:: Materials provided ::

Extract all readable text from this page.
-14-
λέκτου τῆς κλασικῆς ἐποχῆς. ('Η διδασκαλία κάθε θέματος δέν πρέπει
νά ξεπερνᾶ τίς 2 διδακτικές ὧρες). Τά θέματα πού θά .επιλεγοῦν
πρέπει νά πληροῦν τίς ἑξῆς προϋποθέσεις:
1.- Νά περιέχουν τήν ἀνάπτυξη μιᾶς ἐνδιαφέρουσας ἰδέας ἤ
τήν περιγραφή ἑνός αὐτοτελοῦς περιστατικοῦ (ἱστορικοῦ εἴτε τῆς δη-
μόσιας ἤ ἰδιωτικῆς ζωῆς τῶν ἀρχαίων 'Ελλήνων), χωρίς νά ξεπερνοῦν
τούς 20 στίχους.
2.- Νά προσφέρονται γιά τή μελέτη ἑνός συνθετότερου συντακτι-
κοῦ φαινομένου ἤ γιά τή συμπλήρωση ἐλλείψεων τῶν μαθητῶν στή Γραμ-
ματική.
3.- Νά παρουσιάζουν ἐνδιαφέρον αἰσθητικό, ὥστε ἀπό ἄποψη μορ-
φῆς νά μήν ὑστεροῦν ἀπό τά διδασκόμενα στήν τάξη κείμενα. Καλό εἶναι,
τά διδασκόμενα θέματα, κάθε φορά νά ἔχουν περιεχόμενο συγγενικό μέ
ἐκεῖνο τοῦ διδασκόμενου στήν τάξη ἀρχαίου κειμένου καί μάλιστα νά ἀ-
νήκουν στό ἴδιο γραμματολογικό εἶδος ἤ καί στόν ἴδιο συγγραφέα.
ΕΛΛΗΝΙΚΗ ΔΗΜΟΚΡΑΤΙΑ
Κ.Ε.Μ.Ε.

:::

▶ Brief: Without leaving anything out, quote all the data.

▶ Complete output:
Extract all readable text from this page.
-14-
λέκτου τῆς κλασικῆς ἐποχῆς. ('Η διδασκαλία κάθε θέματος δέν πρέπει
νά ξεπερνᾶ τίς 2 διδακτικές ὧρες). Τά θέματα πού θά .επιλεγοῦν
πρέπει νά πληροῦν τίς ἑξῆς προϋποθέσεις:
1.- Νά περιέχουν τήν ἀνάπτυξη μιᾶς ἐνδιαφέρουσας ἰδέας ἤ
τήν περιγραφή ἑνός αὐτοτελοῦς περιστατικοῦ (ἱστορικοῦ εἴτε τῆς δη-
μόσιας ἤ ἰδιωτικῆς ζωῆς τῶν ἀρχαίων 'Ελλήνων), χωρίς νά ξεπερνοῦν
τούς 20 στίχους.
2.- Νά προσφέρονται γιά τή μελέτη ἑνός συνθετότερου συντακτι-
κοῦ φαινομένου ἤ γιά τή συμπλήρωση ἐλλείψεων τῶν μαθητῶν στή Γραμ-
ματική.
3.- Νά παρουσιάζουν ἐνδιαφέρον αἰσθητικό, ὥστε ἀπό ἄποψη μορ-
φῆς νά μήν ὑστεροῦν ἀπό τά διδασκόμενα στήν τάξη κείμενα. Καλό εἶναι,
τά διδασκόμενα θέματα, κάθε φορά νά ἔχουν περιεχόμενο συγγενικό μέ
ἐκεῖνο τοῦ διδασκόμενου στήν τάξη ἀρχαίου κειμένου καί μάλιστα νά ἀ-
νήκουν στό ἴδιο γραμματολογικό εἶδος ἤ καί στόν ἴδιο συγγραφέα.
ΕΛΛΗΝΙΚΗ ΔΗΜΟΚΡΑΤΙΑ
Κ.Ε.Μ.Ε.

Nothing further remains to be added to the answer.